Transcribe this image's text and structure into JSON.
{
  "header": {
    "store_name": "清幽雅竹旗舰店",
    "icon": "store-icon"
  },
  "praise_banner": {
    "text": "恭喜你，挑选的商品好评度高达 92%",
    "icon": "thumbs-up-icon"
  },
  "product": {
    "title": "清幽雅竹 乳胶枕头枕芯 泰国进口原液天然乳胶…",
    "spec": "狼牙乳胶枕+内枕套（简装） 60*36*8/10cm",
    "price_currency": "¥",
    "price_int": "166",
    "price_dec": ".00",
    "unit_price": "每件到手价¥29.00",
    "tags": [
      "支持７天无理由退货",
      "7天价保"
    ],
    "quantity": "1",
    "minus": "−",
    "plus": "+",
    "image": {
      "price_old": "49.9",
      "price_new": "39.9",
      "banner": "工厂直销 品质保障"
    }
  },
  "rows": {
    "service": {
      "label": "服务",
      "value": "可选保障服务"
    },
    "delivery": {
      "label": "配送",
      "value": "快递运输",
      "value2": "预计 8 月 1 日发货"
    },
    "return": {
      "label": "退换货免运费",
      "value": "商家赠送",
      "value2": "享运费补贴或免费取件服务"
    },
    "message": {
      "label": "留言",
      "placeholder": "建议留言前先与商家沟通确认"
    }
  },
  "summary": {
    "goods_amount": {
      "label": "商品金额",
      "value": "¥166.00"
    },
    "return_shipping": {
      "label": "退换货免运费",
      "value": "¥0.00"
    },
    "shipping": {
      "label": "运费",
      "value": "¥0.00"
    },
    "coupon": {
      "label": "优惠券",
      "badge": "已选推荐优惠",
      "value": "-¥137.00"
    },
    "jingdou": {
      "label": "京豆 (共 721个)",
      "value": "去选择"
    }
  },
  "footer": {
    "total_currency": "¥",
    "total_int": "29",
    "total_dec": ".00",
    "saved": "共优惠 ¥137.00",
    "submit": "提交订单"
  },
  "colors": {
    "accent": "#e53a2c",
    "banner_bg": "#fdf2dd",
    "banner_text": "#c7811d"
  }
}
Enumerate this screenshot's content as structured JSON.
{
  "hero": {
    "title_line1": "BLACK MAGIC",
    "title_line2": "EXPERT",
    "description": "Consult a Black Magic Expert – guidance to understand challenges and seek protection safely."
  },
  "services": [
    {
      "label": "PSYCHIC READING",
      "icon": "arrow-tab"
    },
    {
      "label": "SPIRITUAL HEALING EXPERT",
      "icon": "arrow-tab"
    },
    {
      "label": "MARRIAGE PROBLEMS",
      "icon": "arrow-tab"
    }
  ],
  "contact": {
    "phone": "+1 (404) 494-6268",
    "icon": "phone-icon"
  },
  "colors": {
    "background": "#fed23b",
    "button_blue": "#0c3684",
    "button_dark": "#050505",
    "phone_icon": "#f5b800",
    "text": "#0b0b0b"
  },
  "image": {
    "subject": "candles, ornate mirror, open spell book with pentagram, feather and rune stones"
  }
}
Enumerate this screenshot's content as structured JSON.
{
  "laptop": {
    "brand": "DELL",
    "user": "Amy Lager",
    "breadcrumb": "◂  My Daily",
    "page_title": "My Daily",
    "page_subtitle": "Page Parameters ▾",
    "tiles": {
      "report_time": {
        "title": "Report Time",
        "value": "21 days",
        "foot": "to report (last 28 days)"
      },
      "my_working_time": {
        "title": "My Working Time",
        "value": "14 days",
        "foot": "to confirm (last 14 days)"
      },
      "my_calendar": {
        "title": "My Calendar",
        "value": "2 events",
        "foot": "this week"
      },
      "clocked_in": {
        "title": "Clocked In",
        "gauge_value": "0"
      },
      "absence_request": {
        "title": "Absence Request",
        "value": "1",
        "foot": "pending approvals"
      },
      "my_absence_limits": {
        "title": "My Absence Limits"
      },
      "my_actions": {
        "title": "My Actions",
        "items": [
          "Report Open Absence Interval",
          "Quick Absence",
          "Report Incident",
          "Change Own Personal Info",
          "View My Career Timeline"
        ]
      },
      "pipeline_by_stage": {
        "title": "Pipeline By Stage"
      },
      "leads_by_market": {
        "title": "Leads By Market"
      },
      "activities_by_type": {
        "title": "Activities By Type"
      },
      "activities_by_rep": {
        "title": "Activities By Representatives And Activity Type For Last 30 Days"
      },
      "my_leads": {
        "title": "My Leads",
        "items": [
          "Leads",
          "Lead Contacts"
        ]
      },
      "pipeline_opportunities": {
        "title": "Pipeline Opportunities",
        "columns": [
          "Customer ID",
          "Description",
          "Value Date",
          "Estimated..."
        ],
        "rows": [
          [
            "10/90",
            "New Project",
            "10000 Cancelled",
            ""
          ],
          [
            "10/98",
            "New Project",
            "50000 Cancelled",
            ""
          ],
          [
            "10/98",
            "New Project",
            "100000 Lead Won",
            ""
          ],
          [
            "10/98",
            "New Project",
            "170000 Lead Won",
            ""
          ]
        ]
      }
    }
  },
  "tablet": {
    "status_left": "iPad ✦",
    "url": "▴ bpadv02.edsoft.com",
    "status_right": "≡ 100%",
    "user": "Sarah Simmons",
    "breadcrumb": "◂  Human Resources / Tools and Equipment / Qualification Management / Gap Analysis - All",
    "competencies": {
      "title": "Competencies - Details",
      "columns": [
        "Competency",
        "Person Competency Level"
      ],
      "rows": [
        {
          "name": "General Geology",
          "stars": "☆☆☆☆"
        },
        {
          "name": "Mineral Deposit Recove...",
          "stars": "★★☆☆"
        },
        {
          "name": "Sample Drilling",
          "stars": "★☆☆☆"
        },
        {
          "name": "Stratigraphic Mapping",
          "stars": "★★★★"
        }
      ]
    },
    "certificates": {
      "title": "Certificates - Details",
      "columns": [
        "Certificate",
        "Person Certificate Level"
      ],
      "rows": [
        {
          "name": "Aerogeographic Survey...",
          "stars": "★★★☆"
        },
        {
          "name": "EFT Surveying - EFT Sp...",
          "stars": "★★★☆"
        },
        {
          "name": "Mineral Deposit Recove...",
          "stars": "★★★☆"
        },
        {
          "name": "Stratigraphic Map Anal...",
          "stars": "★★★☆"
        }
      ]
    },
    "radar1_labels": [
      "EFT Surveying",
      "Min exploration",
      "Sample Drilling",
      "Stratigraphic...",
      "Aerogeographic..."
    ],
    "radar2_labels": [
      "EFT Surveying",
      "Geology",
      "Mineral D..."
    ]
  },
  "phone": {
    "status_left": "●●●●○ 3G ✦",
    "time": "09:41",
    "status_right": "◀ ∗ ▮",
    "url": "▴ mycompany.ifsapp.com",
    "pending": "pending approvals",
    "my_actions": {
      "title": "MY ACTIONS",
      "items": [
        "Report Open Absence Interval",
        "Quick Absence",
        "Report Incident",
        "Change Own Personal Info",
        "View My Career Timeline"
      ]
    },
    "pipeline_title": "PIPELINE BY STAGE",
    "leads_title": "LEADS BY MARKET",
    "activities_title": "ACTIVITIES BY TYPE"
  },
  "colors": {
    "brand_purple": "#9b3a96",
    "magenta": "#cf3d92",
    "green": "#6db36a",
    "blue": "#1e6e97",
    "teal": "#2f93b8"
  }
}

════

THE PROBLEM —
Reproduce the full set of records precisely.

TASK RESULT —
Transcribe this image's text and structure into JSON.
{
  "header": {
    "store_name": "清幽雅竹旗舰店",
    "icon": "store-icon"
  },
  "praise_banner": {
    "text": "恭喜你，挑选的商品好评度高达 92%",
    "icon": "thumbs-up-icon"
  },
  "product": {
    "title": "清幽雅竹 乳胶枕头枕芯 泰国进口原液天然乳胶…",
    "spec": "狼牙乳胶枕+内枕套（简装） 60*36*8/10cm",
    "price_currency": "¥",
    "price_int": "166",
    "price_dec": ".00",
    "unit_price": "每件到手价¥29.00",
    "tags": [
      "支持７天无理由退货",
      "7天价保"
    ],
    "quantity": "1",
    "minus": "−",
    "plus": "+",
    "image": {
      "price_old": "49.9",
      "price_new": "39.9",
      "banner": "工厂直销 品质保障"
    }
  },
  "rows": {
    "service": {
      "label": "服务",
      "value": "可选保障服务"
    },
    "delivery": {
      "label": "配送",
      "value": "快递运输",
      "value2": "预计 8 月 1 日发货"
    },
    "return": {
      "label": "退换货免运费",
      "value": "商家赠送",
      "value2": "享运费补贴或免费取件服务"
    },
    "message": {
      "label": "留言",
      "placeholder": "建议留言前先与商家沟通确认"
    }
  },
  "summary": {
    "goods_amount": {
      "label": "商品金额",
      "value": "¥166.00"
    },
    "return_shipping": {
      "label": "退换货免运费",
      "value": "¥0.00"
    },
    "shipping": {
      "label": "运费",
      "value": "¥0.00"
    },
    "coupon": {
      "label": "优惠券",
      "badge": "已选推荐优惠",
      "value": "-¥137.00"
    },
    "jingdou": {
      "label": "京豆 (共 721个)",
      "value": "去选择"
    }
  },
  "footer": {
    "total_currency": "¥",
    "total_int": "29",
    "total_dec": ".00",
    "saved": "共优惠 ¥137.00",
    "submit": "提交订单"
  },
  "colors": {
    "accent": "#e53a2c",
    "banner_bg": "#fdf2dd",
    "banner_text": "#c7811d"
  }
}
Enumerate this screenshot's content as structured JSON.
{
  "hero": {
    "title_line1": "BLACK MAGIC",
    "title_line2": "EXPERT",
    "description": "Consult a Black Magic Expert – guidance to understand challenges and seek protection safely."
  },
  "services": [
    {
      "label": "PSYCHIC READING",
      "icon": "arrow-tab"
    },
    {
      "label": "SPIRITUAL HEALING EXPERT",
      "icon": "arrow-tab"
    },
    {
      "label": "MARRIAGE PROBLEMS",
      "icon": "arrow-tab"
    }
  ],
  "contact": {
    "phone": "+1 (404) 494-6268",
    "icon": "phone-icon"
  },
  "colors": {
    "background": "#fed23b",
    "button_blue": "#0c3684",
    "button_dark": "#050505",
    "phone_icon": "#f5b800",
    "text": "#0b0b0b"
  },
  "image": {
    "subject": "candles, ornate mirror, open spell book with pentagram, feather and rune stones"
  }
}
Enumerate this screenshot's content as structured JSON.
{
  "laptop": {
    "brand": "DELL",
    "user": "Amy Lager",
    "breadcrumb": "◂  My Daily",
    "page_title": "My Daily",
    "page_subtitle": "Page Parameters ▾",
    "tiles": {
      "report_time": {
        "title": "Report Time",
        "value": "21 days",
        "foot": "to report (last 28 days)"
      },
      "my_working_time": {
        "title": "My Working Time",
        "value": "14 days",
        "foot": "to confirm (last 14 days)"
      },
      "my_calendar": {
        "title": "My Calendar",
        "value": "2 events",
        "foot": "this week"
      },
      "clocked_in": {
        "title": "Clocked In",
        "gauge_value": "0"
      },
      "absence_request": {
        "title": "Absence Request",
        "value": "1",
        "foot": "pending approvals"
      },
      "my_absence_limits": {
        "title": "My Absence Limits"
      },
      "my_actions": {
        "title": "My Actions",
        "items": [
          "Report Open Absence Interval",
          "Quick Absence",
          "Report Incident",
          "Change Own Personal Info",
          "View My Career Timeline"
        ]
      },
      "pipeline_by_stage": {
        "title": "Pipeline By Stage"
      },
      "leads_by_market": {
        "title": "Leads By Market"
      },
      "activities_by_type": {
        "title": "Activities By Type"
      },
      "activities_by_rep": {
        "title": "Activities By Representatives And Activity Type For Last 30 Days"
      },
      "my_leads": {
        "title": "My Leads",
        "items": [
          "Leads",
          "Lead Contacts"
        ]
      },
      "pipeline_opportunities": {
        "title": "Pipeline Opportunities",
        "columns": [
          "Customer ID",
          "Description",
          "Value Date",
          "Estimated..."
        ],
        "rows": [
          [
            "10/90",
            "New Project",
            "10000 Cancelled",
            ""
          ],
          [
            "10/98",
            "New Project",
            "50000 Cancelled",
            ""
          ],
          [
            "10/98",
            "New Project",
            "100000 Lead Won",
            ""
          ],
          [
            "10/98",
            "New Project",
            "170000 Lead Won",
            ""
          ]
        ]
      }
    }
  },
  "tablet": {
    "status_left": "iPad ✦",
    "url": "▴ bpadv02.edsoft.com",
    "status_right": "≡ 100%",
    "user": "Sarah Simmons",
    "breadcrumb": "◂  Human Resources / Tools and Equipment / Qualification Management / Gap Analysis - All",
    "competencies": {
      "title": "Competencies - Details",
      "columns": [
        "Competency",
        "Person Competency Level"
      ],
      "rows": [
        {
          "name": "General Geology",
          "stars": "☆☆☆☆"
        },
        {
          "name": "Mineral Deposit Recove...",
          "stars": "★★☆☆"
        },
        {
          "name": "Sample Drilling",
          "stars": "★☆☆☆"
        },
        {
          "name": "Stratigraphic Mapping",
          "stars": "★★★★"
        }
      ]
    },
    "certificates": {
      "title": "Certificates - Details",
      "columns": [
        "Certificate",
        "Person Certificate Level"
      ],
      "rows": [
        {
          "name": "Aerogeographic Survey...",
          "stars": "★★★☆"
        },
        {
          "name": "EFT Surveying - EFT Sp...",
          "stars": "★★★☆"
        },
        {
          "name": "Mineral Deposit Recove...",
          "stars": "★★★☆"
        },
        {
          "name": "Stratigraphic Map Anal...",
          "stars": "★★★☆"
        }
      ]
    },
    "radar1_labels": [
      "EFT Surveying",
      "Min exploration",
      "Sample Drilling",
      "Stratigraphic...",
      "Aerogeographic..."
    ],
    "radar2_labels": [
      "EFT Surveying",
      "Geology",
      "Mineral D..."
    ]
  },
  "phone": {
    "status_left": "●●●●○ 3G ✦",
    "time": "09:41",
    "status_right": "◀ ∗ ▮",
    "url": "▴ mycompany.ifsapp.com",
    "pending": "pending approvals",
    "my_actions": {
      "title": "MY ACTIONS",
      "items": [
        "Report Open Absence Interval",
        "Quick Absence",
        "Report Incident",
        "Change Own Personal Info",
        "View My Career Timeline"
      ]
    },
    "pipeline_title": "PIPELINE BY STAGE",
    "leads_title": "LEADS BY MARKET",
    "activities_title": "ACTIVITIES BY TYPE"
  },
  "colors": {
    "brand_purple": "#9b3a96",
    "magenta": "#cf3d92",
    "green": "#6db36a",
    "blue": "#1e6e97",
    "teal": "#2f93b8"
  }
}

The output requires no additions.